_Problem details_. Without the pictures, can you quote each line below exactly?

START Stored data

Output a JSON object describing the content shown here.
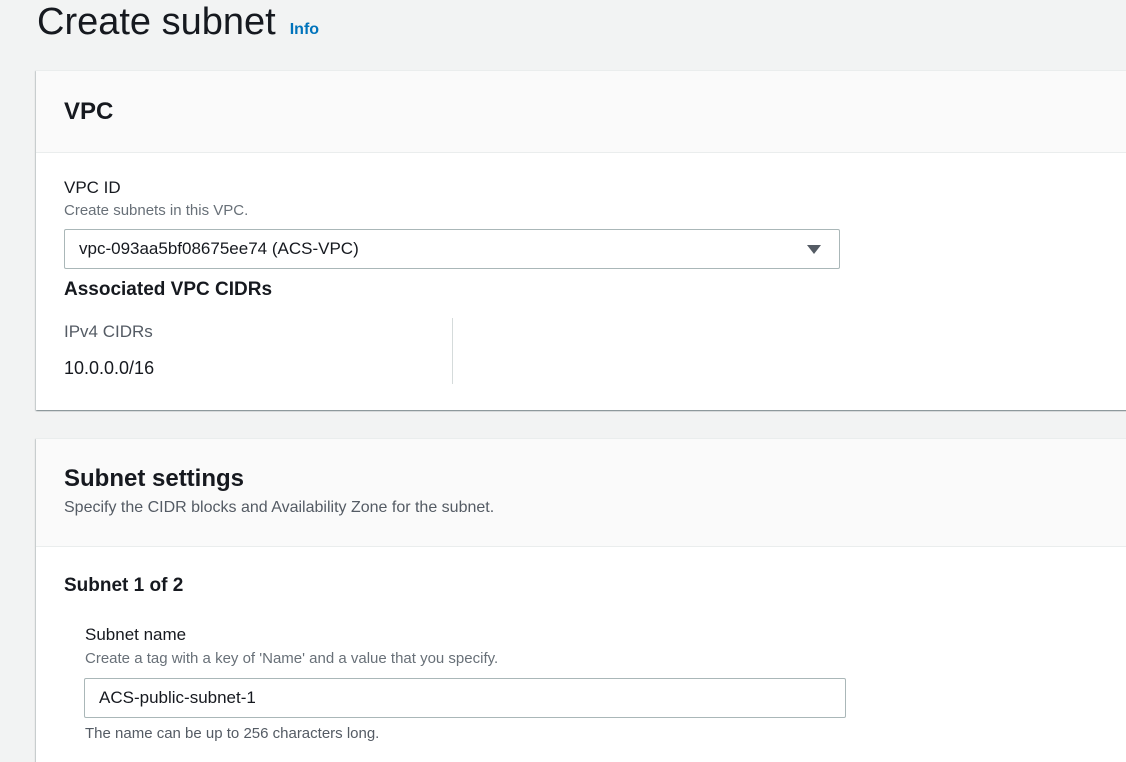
{
  "page": {
    "title": "Create subnet",
    "info_link": "Info"
  },
  "vpc_panel": {
    "heading": "VPC",
    "vpc_id": {
      "label": "VPC ID",
      "description": "Create subnets in this VPC.",
      "selected_value": "vpc-093aa5bf08675ee74 (ACS-VPC)"
    },
    "associated_cidrs": {
      "heading": "Associated VPC CIDRs",
      "ipv4_label": "IPv4 CIDRs",
      "ipv4_value": "10.0.0.0/16"
    }
  },
  "subnet_panel": {
    "heading": "Subnet settings",
    "description": "Specify the CIDR blocks and Availability Zone for the subnet.",
    "subnet_counter": "Subnet 1 of 2",
    "subnet_name": {
      "label": "Subnet name",
      "description": "Create a tag with a key of 'Name' and a value that you specify.",
      "value": "ACS-public-subnet-1",
      "constraint": "The name can be up to 256 characters long."
    }
  },
  "colors": {
    "link": "#0073bb",
    "page_background": "#f2f3f3",
    "panel_header_background": "#fafafa",
    "text": "#16191f",
    "secondary_text": "#545b64"
  },
  "icons": {
    "select_caret": "caret-down-icon"
  }
}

END Stored data

_Written answer_.
Output a JSON object describing the content shown here.
{
  "page": {
    "title": "Create subnet",
    "info_link": "Info"
  },
  "vpc_panel": {
    "heading": "VPC",
    "vpc_id": {
      "label": "VPC ID",
      "description": "Create subnets in this VPC.",
      "selected_value": "vpc-093aa5bf08675ee74 (ACS-VPC)"
    },
    "associated_cidrs": {
      "heading": "Associated VPC CIDRs",
      "ipv4_label": "IPv4 CIDRs",
      "ipv4_value": "10.0.0.0/16"
    }
  },
  "subnet_panel": {
    "heading": "Subnet settings",
    "description": "Specify the CIDR blocks and Availability Zone for the subnet.",
    "subnet_counter": "Subnet 1 of 2",
    "subnet_name": {
      "label": "Subnet name",
      "description": "Create a tag with a key of 'Name' and a value that you specify.",
      "value": "ACS-public-subnet-1",
      "constraint": "The name can be up to 256 characters long."
    }
  },
  "colors": {
    "link": "#0073bb",
    "page_background": "#f2f3f3",
    "panel_header_background": "#fafafa",
    "text": "#16191f",
    "secondary_text": "#545b64"
  },
  "icons": {
    "select_caret": "caret-down-icon"
  }
}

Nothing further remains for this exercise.